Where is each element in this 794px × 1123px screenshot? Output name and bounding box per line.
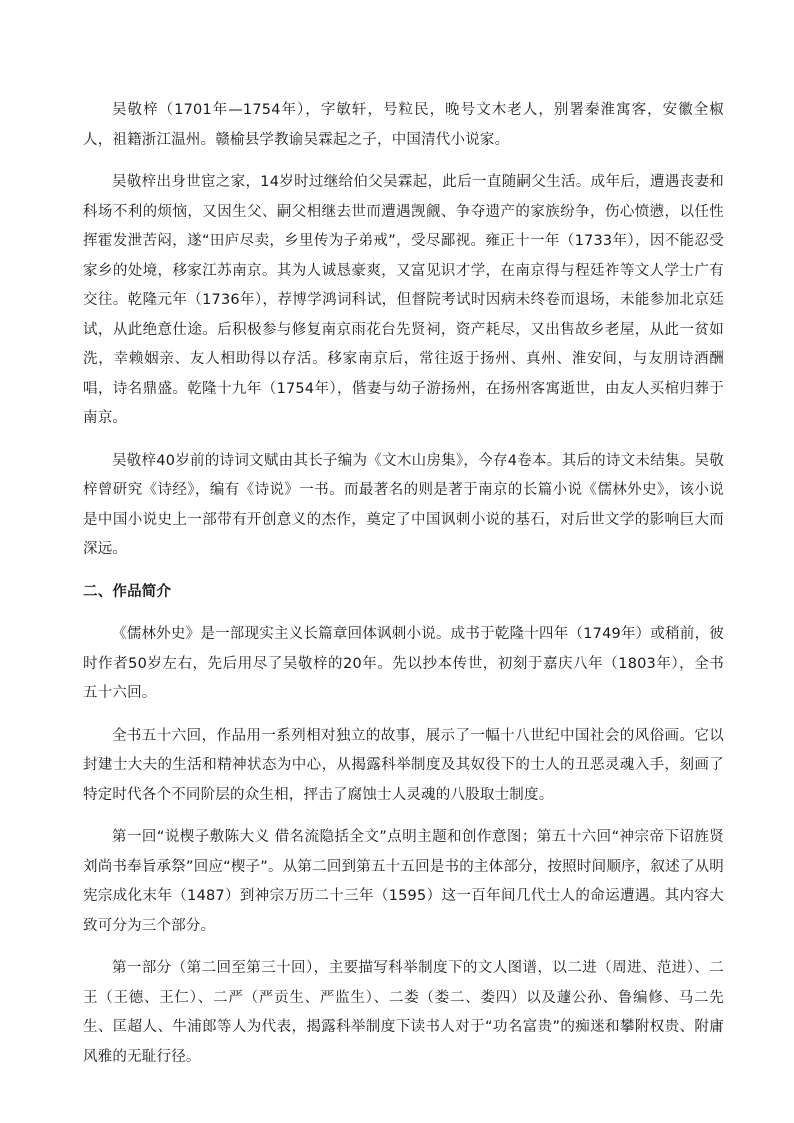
biography-paragraph-2: 吴敬梓出身世宦之家，14岁时过继给伯父吴霖起，此后一直随嗣父生活。成年后，遭遇丧妻和科场不利的烦恼，又因生父、嗣父相继去世而遭遇觊觎、争夺遗产的家族纷争，伤心愤懑，以任性挥霍发泄苦闷，遂“田庐尽卖，乡里传为子弟戒”，受尽鄙视。雍正十一年（1733年），因不能忍受家乡的处境，移家江苏南京。其为人诚恳豪爽，又富见识才学，在南京得与程廷祚等文人学士广有交往。乾隆元年（1736年），荐博学鸿词科试，但督院考试时因病未终卷而退场，未能参加北京廷试，从此绝意仕途。后积极参与修复南京雨花台先贤祠，资产耗尽，又出售故乡老屋，从此一贫如洗，幸赖姻亲、友人相助得以存活。移家南京后，常往返于扬州、真州、淮安间，与友朋诗酒酬唱，诗名鼎盛。乾隆十九年（1754年），偕妻与幼子游扬州，在扬州客寓逝世，由友人买棺归葬于南京。 [83,174,724,426]
section-heading-works: 二、作品简介 [83,583,172,600]
works-paragraph-2: 全书五十六回，作品用一系列相对独立的故事，展示了一幅十八世纪中国社会的风俗画。它以封建士大夫的生活和精神状态为中心，从揭露科举制度及其奴役下的士人的丑恶灵魂入手，刻画了特定时代各个不同阶层的众生相，抨击了腐蚀士人灵魂的八股取士制度。 [83,727,724,803]
works-paragraph-1: 《儒林外史》是一部现实主义长篇章回体讽刺小说。成书于乾隆十四年（1749年）或稍前，彼时作者50岁左右，先后用尽了吴敬梓的20年。先以抄本传世，初刻于嘉庆八年（1803年），全书五十六回。 [83,626,724,701]
works-paragraph-3: 第一回“说楔子敷陈大义 借名流隐括全文”点明主题和创作意图；第五十六回“神宗帝下诏旌贤 刘尚书奉旨承祭”回应“楔子”。从第二回到第五十五回是书的主体部分，按照时间顺序，叙述了从明宪宗成化末年（1487）到神宗万历二十三年（1595）这一百年间几代士人的命运遭遇。其内容大致可分为三个部分。 [83,829,724,934]
works-paragraph-4: 第一部分（第二回至第三十回），主要描写科举制度下的文人图谱，以二进（周进、范进）、二王（王德、王仁）、二严（严贡生、严监生）、二娄（娄二、娄四）以及蘧公孙、鲁编修、马二先生、匡超人、牛浦郎等人为代表，揭露科举制度下读书人对于“功名富贵”的痴迷和攀附权贵、附庸风雅的无耻行径。 [83,960,724,1065]
biography-paragraph-3: 吴敬梓40岁前的诗词文赋由其长子编为《文木山房集》，今存4卷本。其后的诗文未结集。吴敬梓曾研究《诗经》，编有《诗说》一书。而最著名的则是著于南京的长篇小说《儒林外史》，该小说是中国小说史上一部带有开创意义的杰作，奠定了中国讽刺小说的基石，对后世文学的影响巨大而深远。 [83,452,724,557]
biography-paragraph-1: 吴敬梓（1701年—1754年），字敏轩，号粒民，晚号文木老人，别署秦淮寓客，安徽全椒人，祖籍浙江温州。赣榆县学教谕吴霖起之子，中国清代小说家。 [83,102,724,148]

■ ■ ■ ■

Find every line in the records above that contains the string "全书五十六回", matching case, and copy each of those lines in full.

works-paragraph-2: 全书五十六回，作品用一系列相对独立的故事，展示了一幅十八世纪中国社会的风俗画。它以封建士大夫的生活和精神状态为中心，从揭露科举制度及其奴役下的士人的丑恶灵魂入手，刻画了特定时代各个不同阶层的众生相，抨击了腐蚀士人灵魂的八股取士制度。 [83,727,724,803]
works-paragraph-1: 《儒林外史》是一部现实主义长篇章回体讽刺小说。成书于乾隆十四年（1749年）或稍前，彼时作者50岁左右，先后用尽了吴敬梓的20年。先以抄本传世，初刻于嘉庆八年（1803年），全书五十六回。 [83,626,724,701]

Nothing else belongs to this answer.